QUOTED TEXT >>
Noun-modifier relations data

Why this document?

I have received many requests in the past few years for my tagged set of noun-modifier pairs. This document explains the data, the tag set used, the formatting of my data file, and how you can get it if you want, and the conditions attached.

The data

The file contains 600 tagged base noun phrases (modifier-noun pairs). These phrases were collected from Judith Levi's "The syntax and semantics of complex nominals" (1978) (manually) , Nancy Larrick's "The junior science book of rain, hail, sleet and snow" (1961) (automatically), SemCor - the version annotated with WordNet 1.6 senses (semi-automatically) and some examples were constructed and added for relations infrequent in the previous texts. The examples that were not extracted from SemCor were manually annotated with WordNet 1.6 senses (which was the rage at the time). All the pairs were annotated with semantic relations from a list of 47 (only 30 relations of these have instances in this data set), which I will tell you briefly about in the next section. There is also a second file which contains the same data, annotated with 5 more coarse relation tags (which are really relation classes, so to speak -- causal, temporal, spatial, participant, quality).

The set of semantic relations

While there is no consensus on a comprehensive list of semantic relations, the one we used contains 47 relatively generic relations (in the sense that they are not domain specific), and which are necessary and sufficient for the analysis of pairs extracted from semi-technical texts (Ken Barker showed that in his PhD thesis). You can see the list of relations with examples here.

If you are curious to know how this list was developed, here is the short story: Ken Barker developed three lists of relations for three separate syntactic levels (clause level, intra-clause (cases) and noun phrase) based on the literature on semantic relations at the time (around 1997). I then combined these three lists (by aligning, grouping and splitting) such that the same set of relations will cover phenomena at all three syntactic levels. If you want the long story, check Ken's thesis and my thesis.

SET EXERCISE >> Pick up the text on noun-modifier relations data after its last sentence and continue it. The data that follows is separate material and not part of the noun-modifier relations text.

ITEMS >>

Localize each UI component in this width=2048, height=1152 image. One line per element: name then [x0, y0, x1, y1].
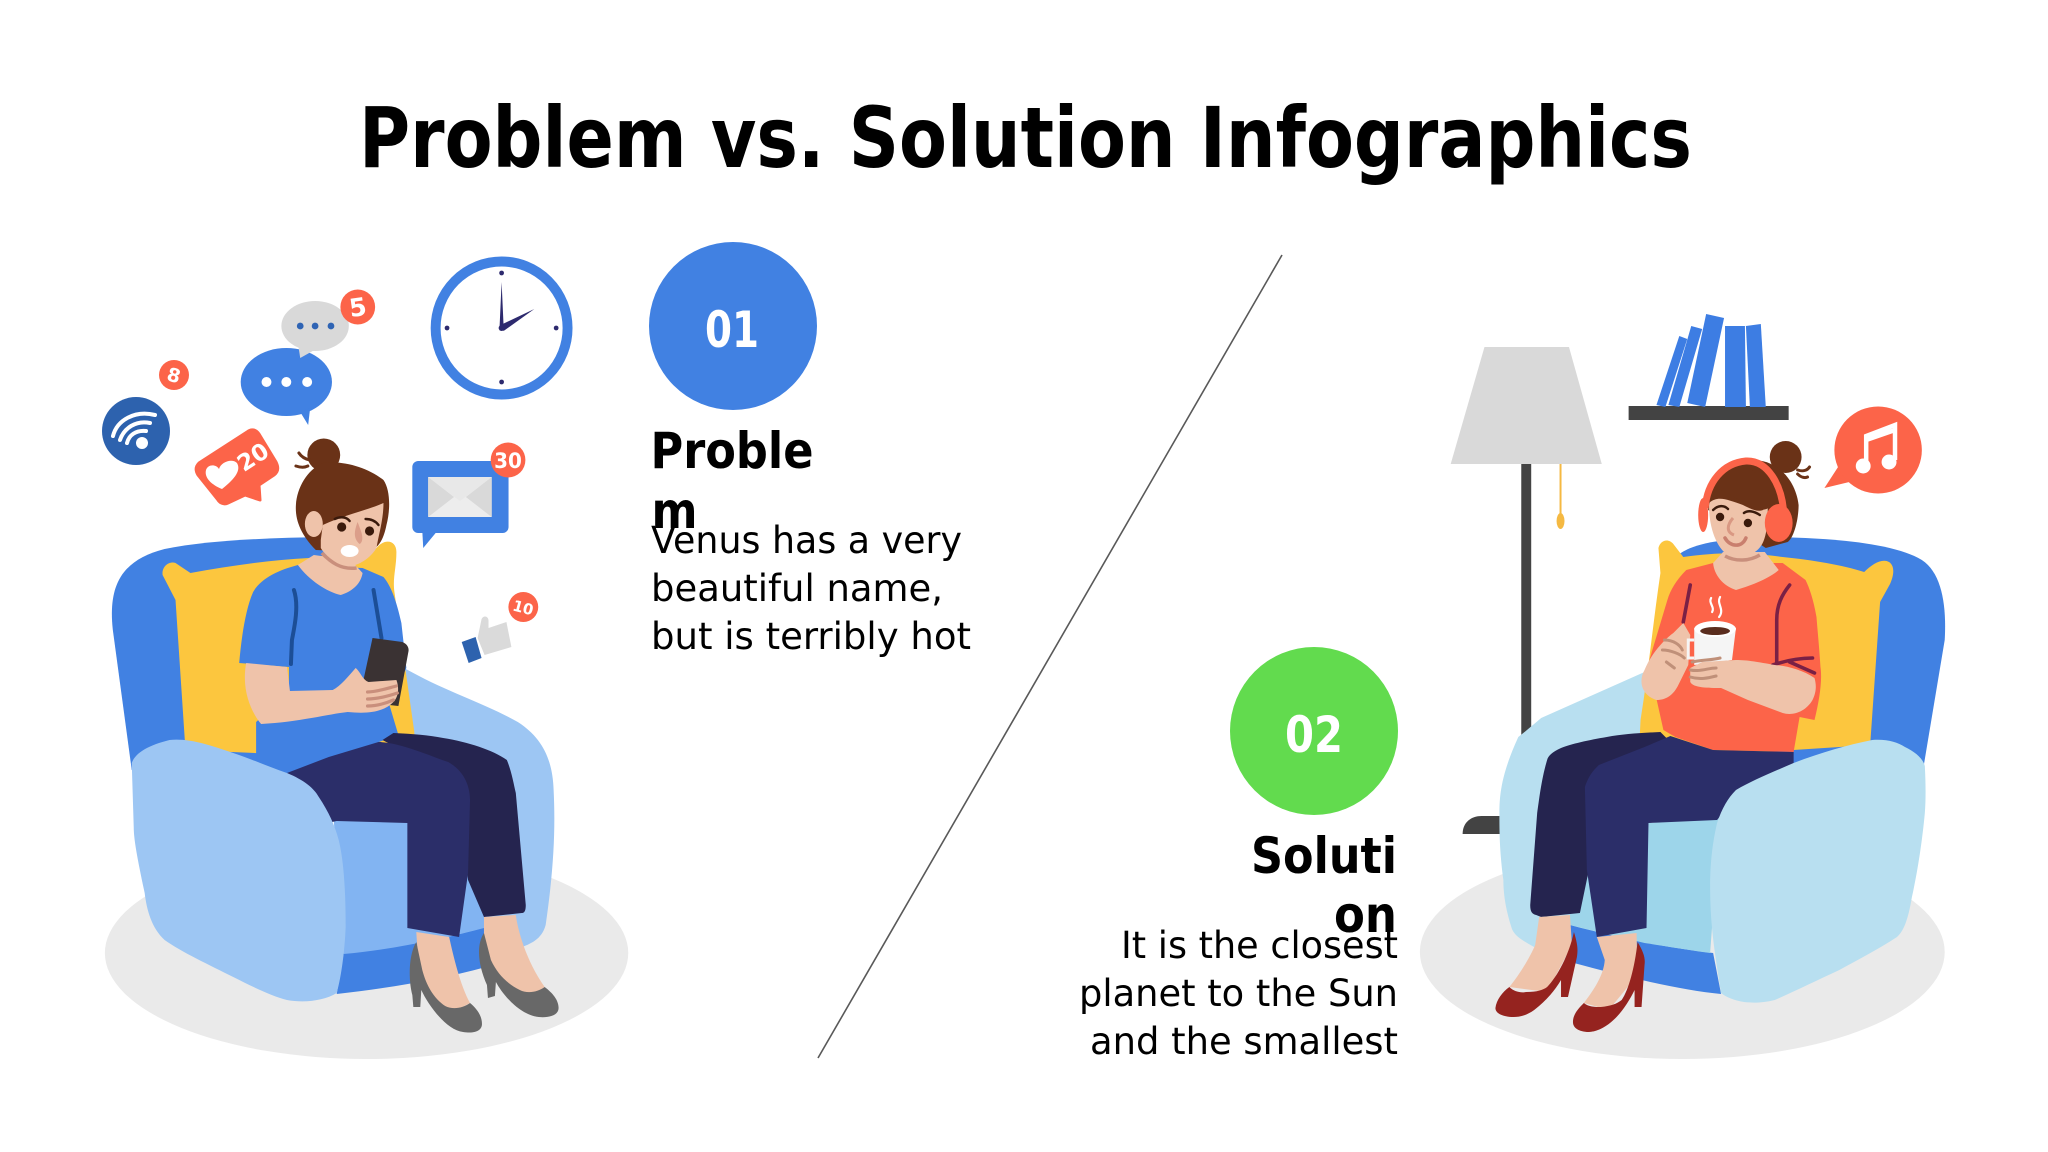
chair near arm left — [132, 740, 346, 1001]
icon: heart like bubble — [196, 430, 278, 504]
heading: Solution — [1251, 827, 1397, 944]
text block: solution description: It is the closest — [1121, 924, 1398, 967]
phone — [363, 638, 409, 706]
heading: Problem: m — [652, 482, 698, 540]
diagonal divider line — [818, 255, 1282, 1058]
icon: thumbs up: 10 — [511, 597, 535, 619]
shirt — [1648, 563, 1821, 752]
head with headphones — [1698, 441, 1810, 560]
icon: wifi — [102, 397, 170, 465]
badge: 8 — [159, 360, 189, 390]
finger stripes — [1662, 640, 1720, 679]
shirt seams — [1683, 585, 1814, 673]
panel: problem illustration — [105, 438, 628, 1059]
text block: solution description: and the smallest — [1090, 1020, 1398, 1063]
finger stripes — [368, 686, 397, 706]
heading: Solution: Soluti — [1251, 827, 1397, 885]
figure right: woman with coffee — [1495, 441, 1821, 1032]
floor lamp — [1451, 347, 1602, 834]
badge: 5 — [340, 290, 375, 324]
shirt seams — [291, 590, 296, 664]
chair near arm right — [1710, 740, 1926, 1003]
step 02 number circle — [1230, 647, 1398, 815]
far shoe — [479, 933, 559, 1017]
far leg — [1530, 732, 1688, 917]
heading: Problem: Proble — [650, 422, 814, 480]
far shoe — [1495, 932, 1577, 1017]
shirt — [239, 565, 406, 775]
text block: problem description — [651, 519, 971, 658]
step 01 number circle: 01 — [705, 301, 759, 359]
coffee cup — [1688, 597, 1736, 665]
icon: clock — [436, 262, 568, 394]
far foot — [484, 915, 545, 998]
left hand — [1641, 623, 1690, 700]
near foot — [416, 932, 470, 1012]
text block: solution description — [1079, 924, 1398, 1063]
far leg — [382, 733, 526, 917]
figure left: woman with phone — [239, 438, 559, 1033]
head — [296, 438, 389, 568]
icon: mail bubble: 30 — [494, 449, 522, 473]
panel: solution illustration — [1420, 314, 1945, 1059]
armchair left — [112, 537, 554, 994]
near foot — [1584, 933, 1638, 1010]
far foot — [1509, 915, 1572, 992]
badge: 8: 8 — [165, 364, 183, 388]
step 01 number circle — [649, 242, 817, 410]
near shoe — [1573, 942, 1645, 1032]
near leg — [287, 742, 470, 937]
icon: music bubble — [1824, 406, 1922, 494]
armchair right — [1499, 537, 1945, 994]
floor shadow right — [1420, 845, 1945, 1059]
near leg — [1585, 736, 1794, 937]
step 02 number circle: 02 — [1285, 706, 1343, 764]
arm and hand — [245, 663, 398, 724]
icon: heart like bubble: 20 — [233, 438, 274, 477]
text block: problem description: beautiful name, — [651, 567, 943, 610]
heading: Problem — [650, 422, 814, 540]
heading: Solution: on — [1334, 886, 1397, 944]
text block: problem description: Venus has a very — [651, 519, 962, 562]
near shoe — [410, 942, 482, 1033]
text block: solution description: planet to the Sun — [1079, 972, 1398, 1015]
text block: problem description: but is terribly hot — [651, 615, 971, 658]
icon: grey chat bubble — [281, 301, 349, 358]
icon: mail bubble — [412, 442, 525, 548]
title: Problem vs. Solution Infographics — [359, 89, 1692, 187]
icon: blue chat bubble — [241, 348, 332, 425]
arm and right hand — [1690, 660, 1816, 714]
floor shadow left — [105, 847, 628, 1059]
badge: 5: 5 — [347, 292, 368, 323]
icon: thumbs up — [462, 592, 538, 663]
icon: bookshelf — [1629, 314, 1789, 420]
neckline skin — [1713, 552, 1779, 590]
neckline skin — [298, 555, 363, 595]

EXPECTED ANSWER >>
It happened that somebody whom I gave this set to asked me why certain relations were assigned to certain pairs, when more relations looked like possible options. First of all, it is our premise that one and only one relation should be assigned to a pair of units (words, clauses, etc.). But there are ambiguities, that is true. However, when this set was annotated, each pair was discussed by two judges, and the one that seemed more appropriate was assigned.


I was asked, for example, why concert hall is assigned PURPOSE relation and why LOCATION is not a better choice. The reason is that you would call something a concert hall if it is a place designed with the purpose of holding concerts there, while other events may also take place, but a room, or hall, where concerts are occasionally held is not necessarily a concert hall.

The file format

The data is in Prolog format, as facts that give information for modifier-noun pairs (base NPs):

rel(nmr,HeadNoun,HeadInfo,Modifier,ModifierInfo,Relation).

The name of each variable is self explanatory. Relation is one of the 47 relations in our list. For each word in the pair there is a bit (two bits) of additional information ( both HeadInfo, ModifierInfo will contain these two bits of information):

[PartOfSpeech,WordNet1.6_sense]


How you can get the data, and the conditions attached

You can get the data annotated with 47 relations here, or annotated with 5 general relations here.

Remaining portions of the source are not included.